AIM: Review the lines that follow and copy each one that contains the word "delete".

RECORD SET:
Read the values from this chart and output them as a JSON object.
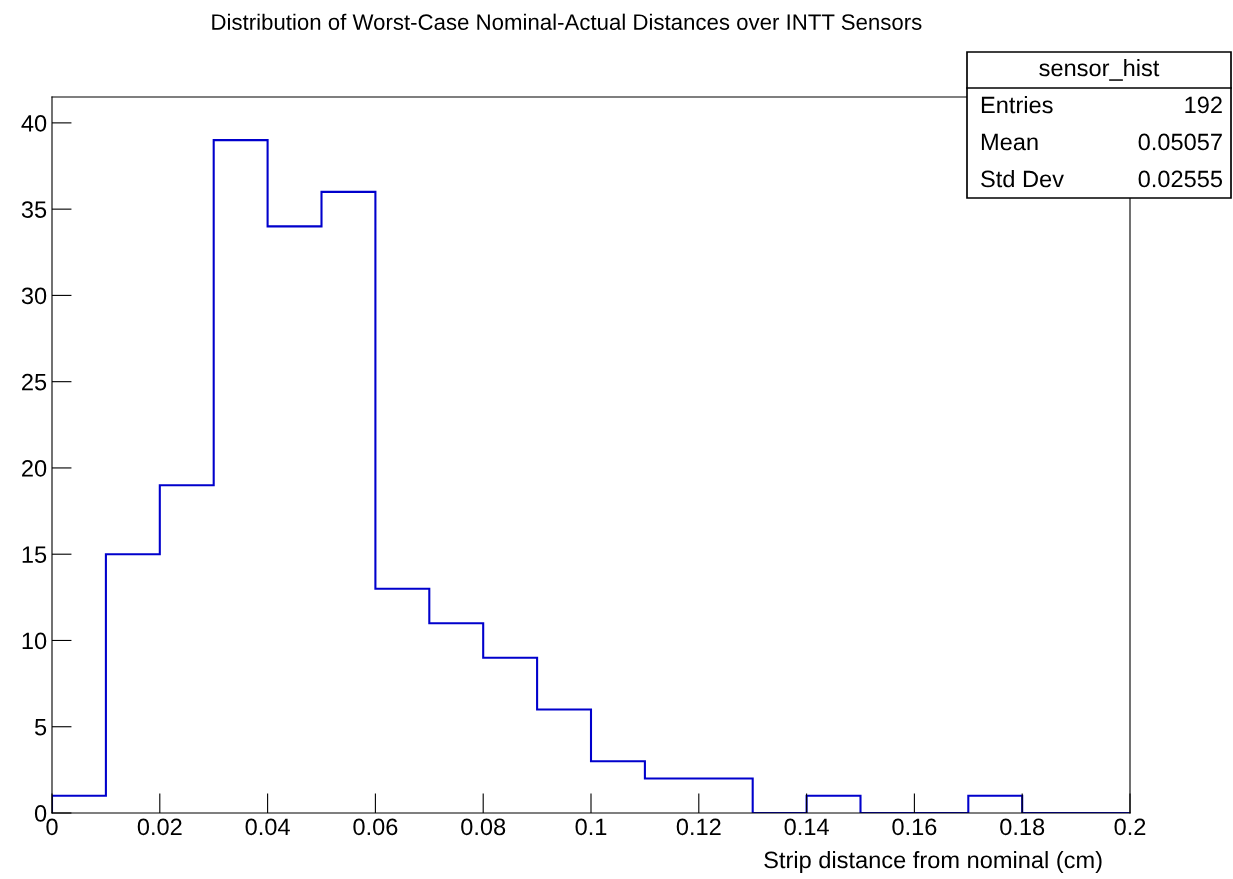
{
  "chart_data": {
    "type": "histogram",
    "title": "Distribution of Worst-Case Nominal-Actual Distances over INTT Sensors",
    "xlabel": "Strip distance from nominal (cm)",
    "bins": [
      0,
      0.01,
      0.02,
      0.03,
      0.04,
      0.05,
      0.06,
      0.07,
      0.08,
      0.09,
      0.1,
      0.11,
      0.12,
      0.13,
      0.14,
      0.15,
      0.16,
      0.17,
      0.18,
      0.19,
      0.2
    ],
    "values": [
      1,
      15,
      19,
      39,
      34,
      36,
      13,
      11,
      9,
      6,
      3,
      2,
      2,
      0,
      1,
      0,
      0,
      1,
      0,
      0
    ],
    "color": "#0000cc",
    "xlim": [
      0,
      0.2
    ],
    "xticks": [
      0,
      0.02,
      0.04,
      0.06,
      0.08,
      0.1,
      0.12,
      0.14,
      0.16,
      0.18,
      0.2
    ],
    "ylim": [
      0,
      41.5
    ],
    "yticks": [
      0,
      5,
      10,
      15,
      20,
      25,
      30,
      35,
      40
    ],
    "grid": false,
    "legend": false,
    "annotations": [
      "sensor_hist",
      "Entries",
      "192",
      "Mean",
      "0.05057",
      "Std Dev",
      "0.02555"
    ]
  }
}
...
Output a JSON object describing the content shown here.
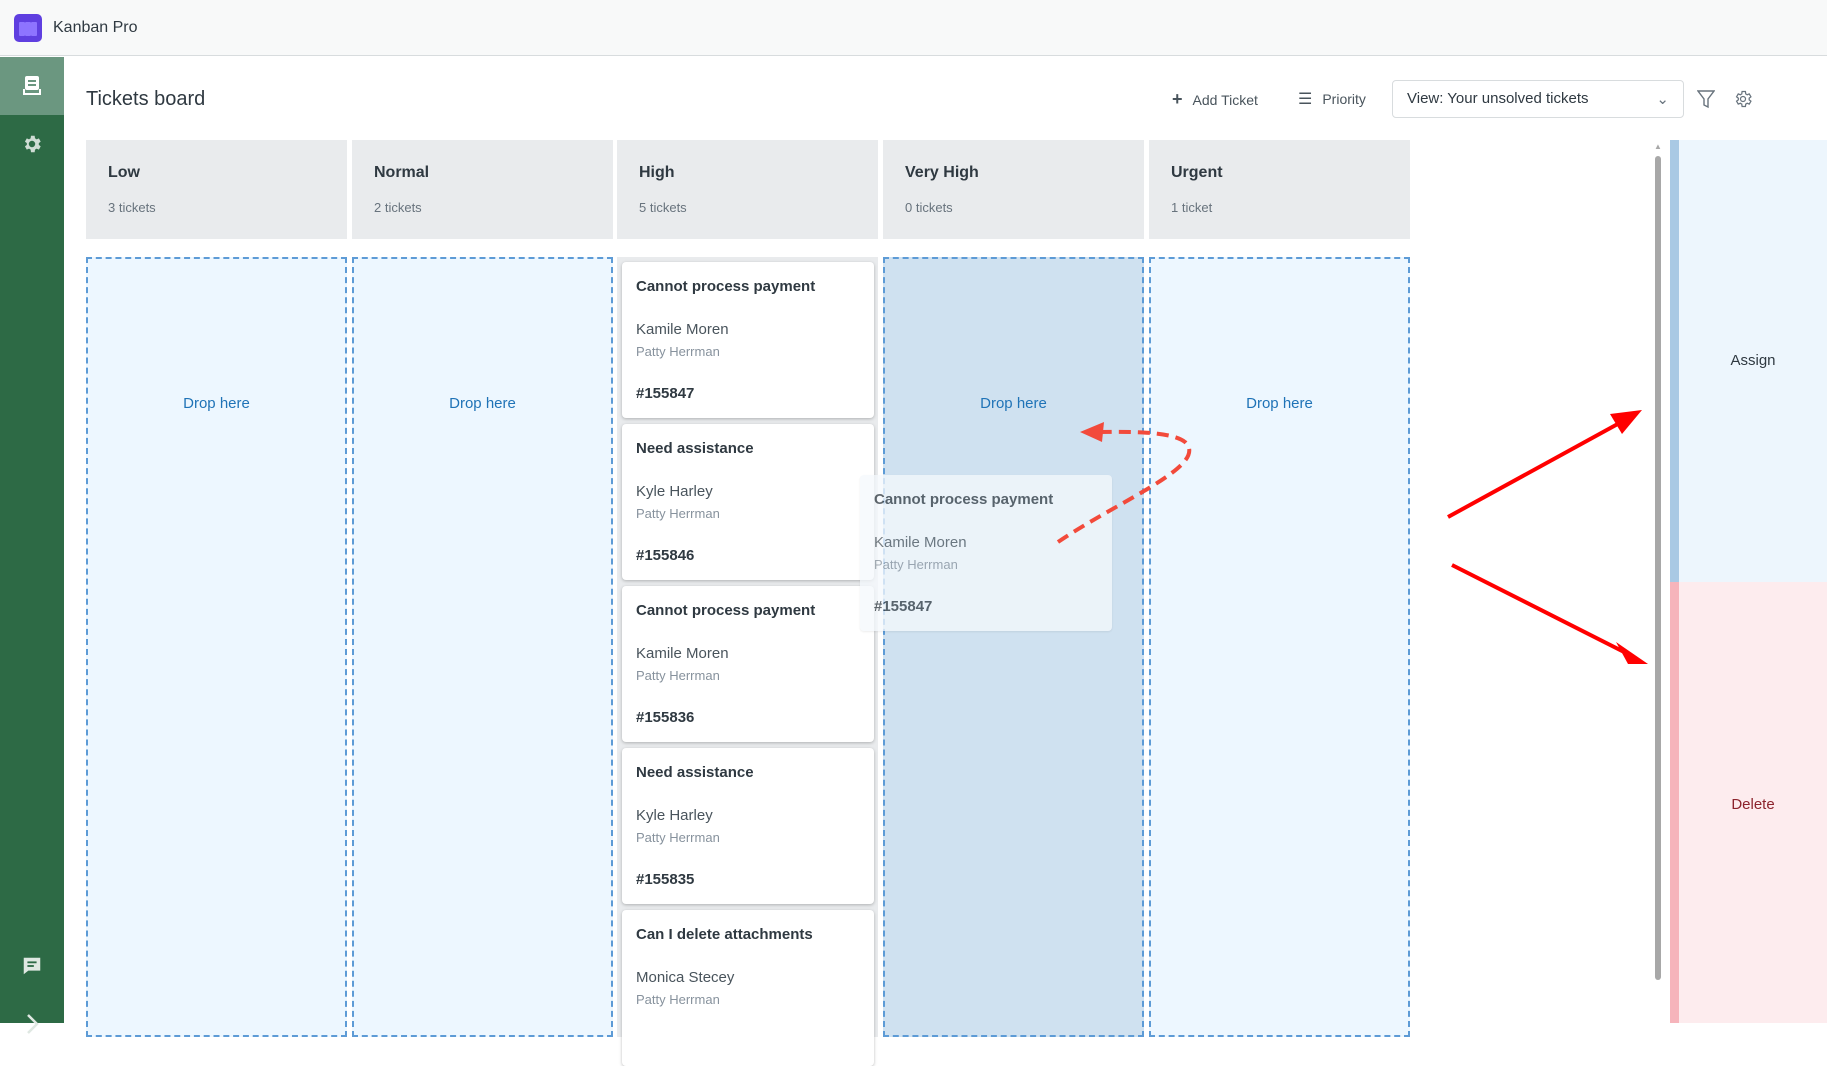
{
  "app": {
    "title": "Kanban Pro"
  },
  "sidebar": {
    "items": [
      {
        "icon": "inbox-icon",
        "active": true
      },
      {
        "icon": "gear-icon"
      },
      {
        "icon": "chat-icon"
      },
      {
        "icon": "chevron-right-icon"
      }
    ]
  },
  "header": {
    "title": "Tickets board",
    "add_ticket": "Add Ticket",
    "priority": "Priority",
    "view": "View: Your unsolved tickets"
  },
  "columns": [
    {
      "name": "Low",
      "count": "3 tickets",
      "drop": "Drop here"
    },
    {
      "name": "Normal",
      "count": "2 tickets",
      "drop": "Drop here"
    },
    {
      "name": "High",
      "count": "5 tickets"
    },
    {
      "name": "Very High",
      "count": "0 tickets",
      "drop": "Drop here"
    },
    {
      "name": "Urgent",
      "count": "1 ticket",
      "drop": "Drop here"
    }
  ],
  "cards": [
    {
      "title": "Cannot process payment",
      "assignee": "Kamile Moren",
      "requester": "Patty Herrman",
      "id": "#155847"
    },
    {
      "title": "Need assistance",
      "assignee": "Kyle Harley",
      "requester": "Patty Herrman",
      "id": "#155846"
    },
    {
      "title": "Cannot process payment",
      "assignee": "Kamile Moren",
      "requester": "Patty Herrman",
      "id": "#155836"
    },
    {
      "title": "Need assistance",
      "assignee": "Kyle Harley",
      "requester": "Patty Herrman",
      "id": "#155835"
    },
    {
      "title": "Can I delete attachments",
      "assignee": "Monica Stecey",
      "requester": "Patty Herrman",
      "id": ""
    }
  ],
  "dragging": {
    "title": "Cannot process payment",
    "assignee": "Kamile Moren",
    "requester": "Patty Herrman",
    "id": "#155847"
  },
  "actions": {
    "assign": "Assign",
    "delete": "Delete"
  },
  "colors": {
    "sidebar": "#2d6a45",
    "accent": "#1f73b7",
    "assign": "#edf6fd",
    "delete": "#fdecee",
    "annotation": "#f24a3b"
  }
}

EXERCISE SOLUTION:
      "title": "Can I delete attachments",
    "delete": "Delete"
    "delete": "#fdecee",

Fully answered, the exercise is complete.